# [EXERCISE DESCRIPTION]
Output the entries below exactly as written, omitting pictures.

Dataset rows describing interfaces:
|---|
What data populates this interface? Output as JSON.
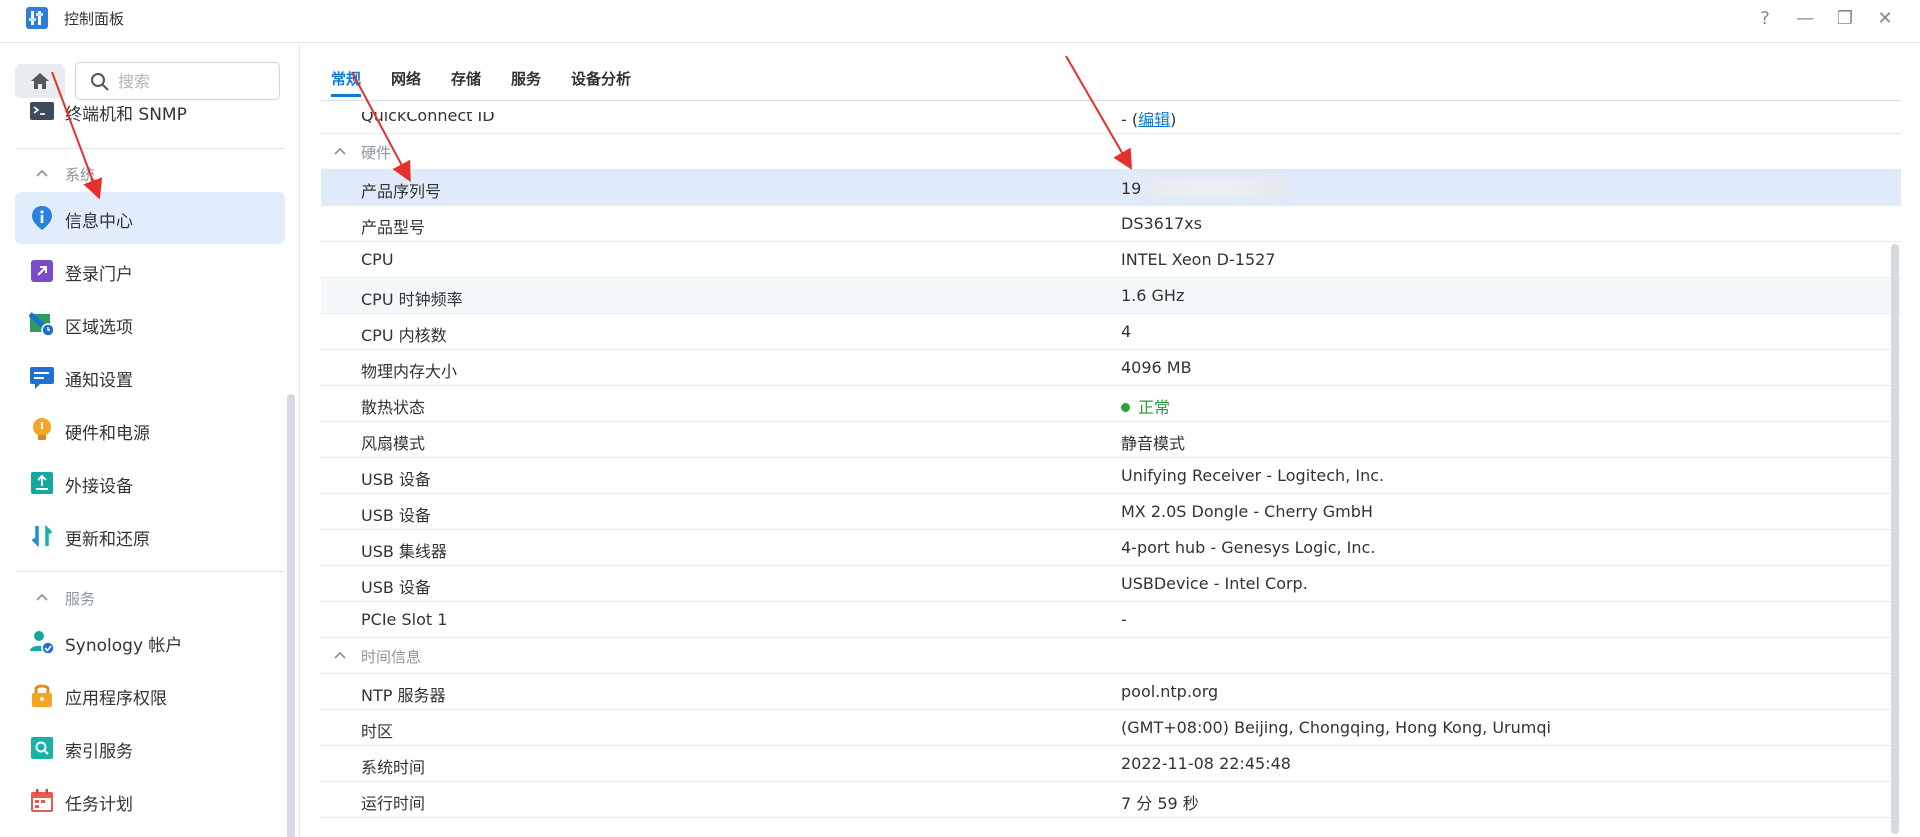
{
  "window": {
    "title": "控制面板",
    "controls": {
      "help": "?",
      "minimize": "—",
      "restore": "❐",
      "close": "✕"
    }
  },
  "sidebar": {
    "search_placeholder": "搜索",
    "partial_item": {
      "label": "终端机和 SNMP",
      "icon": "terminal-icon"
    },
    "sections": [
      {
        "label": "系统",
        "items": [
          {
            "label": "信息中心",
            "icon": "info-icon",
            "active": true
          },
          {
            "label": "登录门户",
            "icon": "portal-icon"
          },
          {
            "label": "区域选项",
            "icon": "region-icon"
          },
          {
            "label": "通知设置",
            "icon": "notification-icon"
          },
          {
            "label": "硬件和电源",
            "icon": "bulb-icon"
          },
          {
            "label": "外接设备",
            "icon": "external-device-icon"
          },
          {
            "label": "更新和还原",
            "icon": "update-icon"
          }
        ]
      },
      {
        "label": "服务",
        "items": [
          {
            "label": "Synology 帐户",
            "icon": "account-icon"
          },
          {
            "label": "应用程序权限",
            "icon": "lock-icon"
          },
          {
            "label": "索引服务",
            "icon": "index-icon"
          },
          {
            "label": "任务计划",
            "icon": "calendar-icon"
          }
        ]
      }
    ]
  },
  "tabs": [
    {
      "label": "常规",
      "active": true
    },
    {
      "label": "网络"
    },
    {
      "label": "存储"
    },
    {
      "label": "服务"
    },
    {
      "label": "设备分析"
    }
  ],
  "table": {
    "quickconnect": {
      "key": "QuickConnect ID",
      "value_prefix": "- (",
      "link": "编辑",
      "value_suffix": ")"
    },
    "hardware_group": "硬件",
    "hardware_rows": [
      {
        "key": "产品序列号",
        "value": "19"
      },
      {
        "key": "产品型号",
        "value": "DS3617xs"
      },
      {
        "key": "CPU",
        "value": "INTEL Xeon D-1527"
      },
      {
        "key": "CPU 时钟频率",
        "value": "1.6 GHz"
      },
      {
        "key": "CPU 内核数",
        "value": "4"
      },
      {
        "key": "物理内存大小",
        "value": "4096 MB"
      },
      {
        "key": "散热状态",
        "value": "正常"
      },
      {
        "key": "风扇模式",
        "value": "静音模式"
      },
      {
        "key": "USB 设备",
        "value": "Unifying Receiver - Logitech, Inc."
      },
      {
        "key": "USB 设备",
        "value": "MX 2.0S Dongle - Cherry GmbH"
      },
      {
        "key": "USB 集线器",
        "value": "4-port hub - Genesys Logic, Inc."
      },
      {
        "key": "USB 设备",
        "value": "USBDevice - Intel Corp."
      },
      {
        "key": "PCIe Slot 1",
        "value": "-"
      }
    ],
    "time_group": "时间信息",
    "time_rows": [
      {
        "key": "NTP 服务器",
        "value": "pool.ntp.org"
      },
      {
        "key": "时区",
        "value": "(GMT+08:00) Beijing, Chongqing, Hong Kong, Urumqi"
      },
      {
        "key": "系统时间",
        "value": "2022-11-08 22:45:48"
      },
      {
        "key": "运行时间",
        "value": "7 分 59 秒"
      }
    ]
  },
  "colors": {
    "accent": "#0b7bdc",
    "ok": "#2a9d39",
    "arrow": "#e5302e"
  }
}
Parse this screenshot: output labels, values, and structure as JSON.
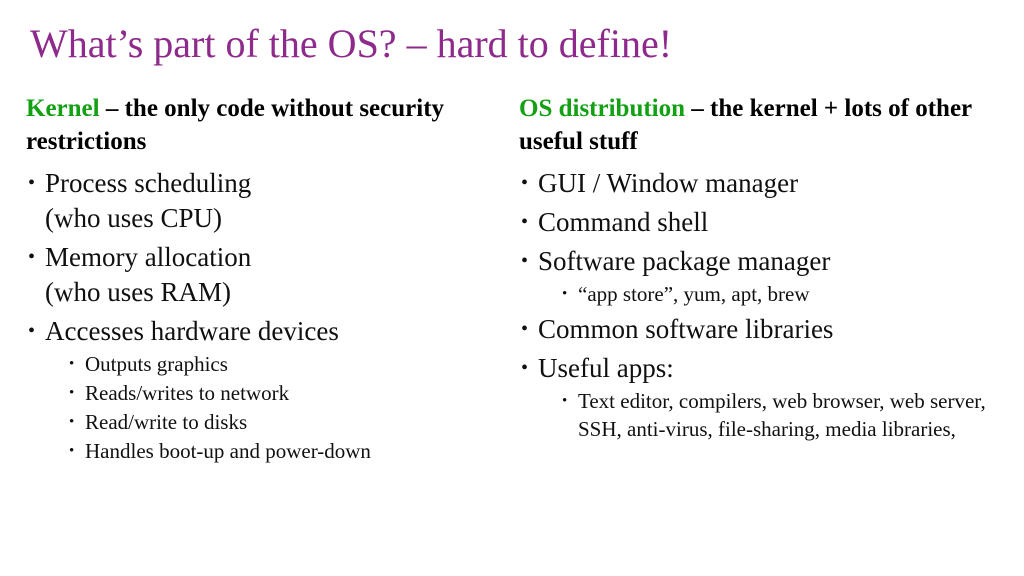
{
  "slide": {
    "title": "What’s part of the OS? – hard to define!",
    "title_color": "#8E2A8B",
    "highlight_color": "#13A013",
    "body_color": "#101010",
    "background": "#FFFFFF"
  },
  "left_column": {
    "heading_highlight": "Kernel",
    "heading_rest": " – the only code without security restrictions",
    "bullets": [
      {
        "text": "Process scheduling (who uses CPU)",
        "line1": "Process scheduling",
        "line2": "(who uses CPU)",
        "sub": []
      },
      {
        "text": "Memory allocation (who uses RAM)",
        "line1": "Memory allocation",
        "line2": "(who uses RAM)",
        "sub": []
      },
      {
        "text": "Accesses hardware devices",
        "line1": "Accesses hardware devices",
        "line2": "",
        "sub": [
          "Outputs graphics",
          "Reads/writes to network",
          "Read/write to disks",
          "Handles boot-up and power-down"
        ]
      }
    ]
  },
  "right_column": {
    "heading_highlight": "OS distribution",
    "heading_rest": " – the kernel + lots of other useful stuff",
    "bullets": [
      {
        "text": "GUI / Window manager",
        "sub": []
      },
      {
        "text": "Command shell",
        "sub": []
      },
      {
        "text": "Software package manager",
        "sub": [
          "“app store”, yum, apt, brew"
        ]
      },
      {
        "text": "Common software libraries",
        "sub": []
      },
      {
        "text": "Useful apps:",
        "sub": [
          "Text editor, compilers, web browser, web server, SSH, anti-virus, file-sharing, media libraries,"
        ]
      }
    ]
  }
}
|---|
# [REPLY TO THE TASK]
What data populates this interface? Output as JSON.
{
  "window": {
    "title": "控制面板",
    "controls": {
      "help": "?",
      "minimize": "—",
      "restore": "❐",
      "close": "✕"
    }
  },
  "sidebar": {
    "search_placeholder": "搜索",
    "partial_item": {
      "label": "终端机和 SNMP",
      "icon": "terminal-icon"
    },
    "sections": [
      {
        "label": "系统",
        "items": [
          {
            "label": "信息中心",
            "icon": "info-icon",
            "active": true
          },
          {
            "label": "登录门户",
            "icon": "portal-icon"
          },
          {
            "label": "区域选项",
            "icon": "region-icon"
          },
          {
            "label": "通知设置",
            "icon": "notification-icon"
          },
          {
            "label": "硬件和电源",
            "icon": "bulb-icon"
          },
          {
            "label": "外接设备",
            "icon": "external-device-icon"
          },
          {
            "label": "更新和还原",
            "icon": "update-icon"
          }
        ]
      },
      {
        "label": "服务",
        "items": [
          {
            "label": "Synology 帐户",
            "icon": "account-icon"
          },
          {
            "label": "应用程序权限",
            "icon": "lock-icon"
          },
          {
            "label": "索引服务",
            "icon": "index-icon"
          },
          {
            "label": "任务计划",
            "icon": "calendar-icon"
          }
        ]
      }
    ]
  },
  "tabs": [
    {
      "label": "常规",
      "active": true
    },
    {
      "label": "网络"
    },
    {
      "label": "存储"
    },
    {
      "label": "服务"
    },
    {
      "label": "设备分析"
    }
  ],
  "table": {
    "quickconnect": {
      "key": "QuickConnect ID",
      "value_prefix": "- (",
      "link": "编辑",
      "value_suffix": ")"
    },
    "hardware_group": "硬件",
    "hardware_rows": [
      {
        "key": "产品序列号",
        "value": "19"
      },
      {
        "key": "产品型号",
        "value": "DS3617xs"
      },
      {
        "key": "CPU",
        "value": "INTEL Xeon D-1527"
      },
      {
        "key": "CPU 时钟频率",
        "value": "1.6 GHz"
      },
      {
        "key": "CPU 内核数",
        "value": "4"
      },
      {
        "key": "物理内存大小",
        "value": "4096 MB"
      },
      {
        "key": "散热状态",
        "value": "正常"
      },
      {
        "key": "风扇模式",
        "value": "静音模式"
      },
      {
        "key": "USB 设备",
        "value": "Unifying Receiver - Logitech, Inc."
      },
      {
        "key": "USB 设备",
        "value": "MX 2.0S Dongle - Cherry GmbH"
      },
      {
        "key": "USB 集线器",
        "value": "4-port hub - Genesys Logic, Inc."
      },
      {
        "key": "USB 设备",
        "value": "USBDevice - Intel Corp."
      },
      {
        "key": "PCIe Slot 1",
        "value": "-"
      }
    ],
    "time_group": "时间信息",
    "time_rows": [
      {
        "key": "NTP 服务器",
        "value": "pool.ntp.org"
      },
      {
        "key": "时区",
        "value": "(GMT+08:00) Beijing, Chongqing, Hong Kong, Urumqi"
      },
      {
        "key": "系统时间",
        "value": "2022-11-08 22:45:48"
      },
      {
        "key": "运行时间",
        "value": "7 分 59 秒"
      }
    ]
  },
  "colors": {
    "accent": "#0b7bdc",
    "ok": "#2a9d39",
    "arrow": "#e5302e"
  }
}
Parse this screenshot: output labels, values, and structure as JSON.
{
  "slide": {
    "title": "What’s part of the OS? – hard to define!",
    "title_color": "#8E2A8B",
    "highlight_color": "#13A013",
    "body_color": "#101010",
    "background": "#FFFFFF"
  },
  "left_column": {
    "heading_highlight": "Kernel",
    "heading_rest": " – the only code without security restrictions",
    "bullets": [
      {
        "text": "Process scheduling (who uses CPU)",
        "line1": "Process scheduling",
        "line2": "(who uses CPU)",
        "sub": []
      },
      {
        "text": "Memory allocation (who uses RAM)",
        "line1": "Memory allocation",
        "line2": "(who uses RAM)",
        "sub": []
      },
      {
        "text": "Accesses hardware devices",
        "line1": "Accesses hardware devices",
        "line2": "",
        "sub": [
          "Outputs graphics",
          "Reads/writes to network",
          "Read/write to disks",
          "Handles boot-up and power-down"
        ]
      }
    ]
  },
  "right_column": {
    "heading_highlight": "OS distribution",
    "heading_rest": " – the kernel + lots of other useful stuff",
    "bullets": [
      {
        "text": "GUI / Window manager",
        "sub": []
      },
      {
        "text": "Command shell",
        "sub": []
      },
      {
        "text": "Software package manager",
        "sub": [
          "“app store”, yum, apt, brew"
        ]
      },
      {
        "text": "Common software libraries",
        "sub": []
      },
      {
        "text": "Useful apps:",
        "sub": [
          "Text editor, compilers, web browser, web server, SSH, anti-virus, file-sharing, media libraries,"
        ]
      }
    ]
  }
}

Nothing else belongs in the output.